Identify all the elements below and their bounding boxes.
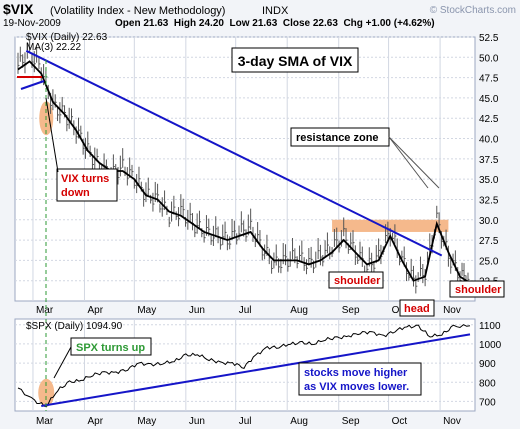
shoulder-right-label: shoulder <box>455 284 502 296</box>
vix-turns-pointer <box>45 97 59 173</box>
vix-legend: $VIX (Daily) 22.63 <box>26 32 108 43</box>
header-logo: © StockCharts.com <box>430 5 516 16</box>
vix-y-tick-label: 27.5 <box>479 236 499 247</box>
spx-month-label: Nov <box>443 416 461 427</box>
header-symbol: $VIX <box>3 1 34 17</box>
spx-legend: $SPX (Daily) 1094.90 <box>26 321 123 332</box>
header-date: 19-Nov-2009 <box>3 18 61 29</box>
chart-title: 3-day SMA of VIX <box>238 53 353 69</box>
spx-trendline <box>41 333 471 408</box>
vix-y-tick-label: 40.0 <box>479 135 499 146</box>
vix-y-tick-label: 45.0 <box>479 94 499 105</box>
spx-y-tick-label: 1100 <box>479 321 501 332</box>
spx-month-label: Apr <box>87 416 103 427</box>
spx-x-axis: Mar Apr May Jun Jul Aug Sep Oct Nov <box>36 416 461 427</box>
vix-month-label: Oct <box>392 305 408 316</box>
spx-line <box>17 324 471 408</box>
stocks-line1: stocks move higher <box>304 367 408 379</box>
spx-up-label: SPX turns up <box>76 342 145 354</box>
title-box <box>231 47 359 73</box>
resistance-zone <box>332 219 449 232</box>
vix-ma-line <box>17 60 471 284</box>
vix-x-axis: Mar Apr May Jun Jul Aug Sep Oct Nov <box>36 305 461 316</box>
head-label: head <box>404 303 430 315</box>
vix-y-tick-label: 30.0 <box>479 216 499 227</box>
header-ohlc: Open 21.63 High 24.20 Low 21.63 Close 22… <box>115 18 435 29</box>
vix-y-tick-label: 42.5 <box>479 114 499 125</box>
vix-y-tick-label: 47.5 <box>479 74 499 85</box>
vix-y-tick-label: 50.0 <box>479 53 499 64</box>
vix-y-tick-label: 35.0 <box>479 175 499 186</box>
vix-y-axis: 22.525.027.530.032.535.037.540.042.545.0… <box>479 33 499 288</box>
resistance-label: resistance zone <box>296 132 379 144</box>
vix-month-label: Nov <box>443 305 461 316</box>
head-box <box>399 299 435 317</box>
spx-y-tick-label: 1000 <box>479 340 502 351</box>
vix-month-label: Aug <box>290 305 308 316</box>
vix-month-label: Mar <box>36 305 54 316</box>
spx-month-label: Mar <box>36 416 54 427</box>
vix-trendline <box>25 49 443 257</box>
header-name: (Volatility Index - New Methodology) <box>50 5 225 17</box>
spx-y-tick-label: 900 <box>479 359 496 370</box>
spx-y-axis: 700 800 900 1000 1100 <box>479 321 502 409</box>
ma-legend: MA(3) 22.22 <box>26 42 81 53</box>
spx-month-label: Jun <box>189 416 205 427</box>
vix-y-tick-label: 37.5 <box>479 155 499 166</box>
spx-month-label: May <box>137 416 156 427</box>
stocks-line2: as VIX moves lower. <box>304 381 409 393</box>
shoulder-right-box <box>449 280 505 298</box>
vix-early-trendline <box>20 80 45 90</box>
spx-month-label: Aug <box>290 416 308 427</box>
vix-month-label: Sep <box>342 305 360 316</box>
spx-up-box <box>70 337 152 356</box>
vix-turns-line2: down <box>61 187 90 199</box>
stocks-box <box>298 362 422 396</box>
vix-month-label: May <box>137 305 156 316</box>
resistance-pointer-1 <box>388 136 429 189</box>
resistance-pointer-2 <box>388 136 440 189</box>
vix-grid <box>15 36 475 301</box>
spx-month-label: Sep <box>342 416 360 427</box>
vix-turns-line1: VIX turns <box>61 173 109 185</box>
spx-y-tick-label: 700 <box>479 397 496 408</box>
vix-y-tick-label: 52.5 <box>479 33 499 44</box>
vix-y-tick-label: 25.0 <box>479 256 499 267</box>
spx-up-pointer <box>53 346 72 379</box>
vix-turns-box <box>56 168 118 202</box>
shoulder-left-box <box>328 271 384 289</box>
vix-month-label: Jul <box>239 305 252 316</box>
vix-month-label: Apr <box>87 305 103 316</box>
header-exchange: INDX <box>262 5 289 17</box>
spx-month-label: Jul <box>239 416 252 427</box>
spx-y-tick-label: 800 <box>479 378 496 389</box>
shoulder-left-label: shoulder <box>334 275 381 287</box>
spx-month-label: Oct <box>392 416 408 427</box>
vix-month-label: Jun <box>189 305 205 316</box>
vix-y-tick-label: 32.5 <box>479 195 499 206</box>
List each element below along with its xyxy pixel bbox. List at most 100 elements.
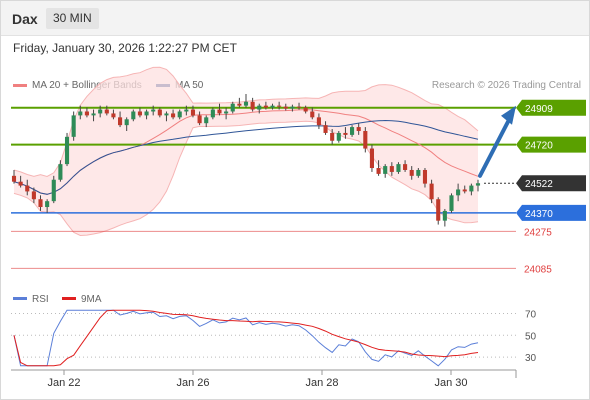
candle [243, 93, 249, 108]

● ● ● ● ● ● ●

## [Task to carry out]
Extract every line of the material above verbatim, omitting the pictures.

## [Response to the exercise]
Identify all the elements below and their bounding boxes.
shoulder-right-label: shoulder <box>455 284 502 296</box>
vix-turns-pointer <box>45 97 59 173</box>
vix-legend: $VIX (Daily) 22.63 <box>26 32 108 43</box>
header-logo: © StockCharts.com <box>430 5 516 16</box>
vix-y-tick-label: 27.5 <box>479 236 499 247</box>
spx-month-label: Nov <box>443 416 461 427</box>
header-symbol: $VIX <box>3 1 34 17</box>
spx-legend: $SPX (Daily) 1094.90 <box>26 321 123 332</box>
header-date: 19-Nov-2009 <box>3 18 61 29</box>
chart-title: 3-day SMA of VIX <box>238 53 353 69</box>
spx-trendline <box>41 333 471 408</box>
vix-y-tick-label: 40.0 <box>479 135 499 146</box>
vix-y-tick-label: 45.0 <box>479 94 499 105</box>
spx-y-tick-label: 1100 <box>479 321 501 332</box>
spx-month-label: Apr <box>87 416 103 427</box>
spx-x-axis: Mar Apr May Jun Jul Aug Sep Oct Nov <box>36 416 461 427</box>
vix-month-label: Oct <box>392 305 408 316</box>
spx-line <box>17 324 471 408</box>
stocks-line1: stocks move higher <box>304 367 408 379</box>
spx-up-label: SPX turns up <box>76 342 145 354</box>
title-box <box>231 47 359 73</box>
resistance-zone <box>332 219 449 232</box>
vix-ma-line <box>17 60 471 284</box>
vix-x-axis: Mar Apr May Jun Jul Aug Sep Oct Nov <box>36 305 461 316</box>
head-label: head <box>404 303 430 315</box>
vix-y-tick-label: 30.0 <box>479 216 499 227</box>
header-ohlc: Open 21.63 High 24.20 Low 21.63 Close 22… <box>115 18 435 29</box>
vix-y-tick-label: 42.5 <box>479 114 499 125</box>
vix-y-tick-label: 47.5 <box>479 74 499 85</box>
vix-y-tick-label: 50.0 <box>479 53 499 64</box>
vix-y-tick-label: 35.0 <box>479 175 499 186</box>
vix-y-axis: 22.525.027.530.032.535.037.540.042.545.0… <box>479 33 499 288</box>
resistance-label: resistance zone <box>296 132 379 144</box>
vix-month-label: Nov <box>443 305 461 316</box>
head-box <box>399 299 435 317</box>
spx-y-tick-label: 1000 <box>479 340 502 351</box>
vix-month-label: Aug <box>290 305 308 316</box>
vix-month-label: Mar <box>36 305 54 316</box>
spx-month-label: Mar <box>36 416 54 427</box>
vix-trendline <box>25 49 443 257</box>
header-name: (Volatility Index - New Methodology) <box>50 5 225 17</box>
spx-y-tick-label: 900 <box>479 359 496 370</box>
spx-y-axis: 700 800 900 1000 1100 <box>479 321 502 409</box>
ma-legend: MA(3) 22.22 <box>26 42 81 53</box>
spx-month-label: Jun <box>189 416 205 427</box>
vix-y-tick-label: 37.5 <box>479 155 499 166</box>
spx-month-label: May <box>137 416 156 427</box>
stocks-line2: as VIX moves lower. <box>304 381 409 393</box>
shoulder-right-box <box>449 280 505 298</box>
vix-early-trendline <box>20 80 45 90</box>
spx-month-label: Aug <box>290 416 308 427</box>
vix-month-label: Sep <box>342 305 360 316</box>
spx-up-box <box>70 337 152 356</box>
vix-turns-line2: down <box>61 187 90 199</box>
stocks-box <box>298 362 422 396</box>
vix-month-label: May <box>137 305 156 316</box>
resistance-pointer-1 <box>388 136 429 189</box>
resistance-pointer-2 <box>388 136 440 189</box>
vix-grid <box>15 36 475 301</box>
spx-month-label: Sep <box>342 416 360 427</box>
vix-turns-line1: VIX turns <box>61 173 109 185</box>
spx-y-tick-label: 700 <box>479 397 496 408</box>
vix-y-tick-label: 52.5 <box>479 33 499 44</box>
vix-y-tick-label: 25.0 <box>479 256 499 267</box>
spx-up-pointer <box>53 346 72 379</box>
vix-turns-box <box>56 168 118 202</box>
shoulder-left-box <box>328 271 384 289</box>
vix-month-label: Jul <box>239 305 252 316</box>
vix-month-label: Apr <box>87 305 103 316</box>
header-exchange: INDX <box>262 5 289 17</box>
spx-month-label: Jul <box>239 416 252 427</box>
spx-y-tick-label: 800 <box>479 378 496 389</box>
shoulder-left-label: shoulder <box>334 275 381 287</box>
spx-month-label: Oct <box>392 416 408 427</box>
vix-month-label: Jun <box>189 305 205 316</box>
vix-y-tick-label: 32.5 <box>479 195 499 206</box>
List each element below along with its xyxy pixel bbox. List at most 100 elements.
candle [243, 93, 249, 108]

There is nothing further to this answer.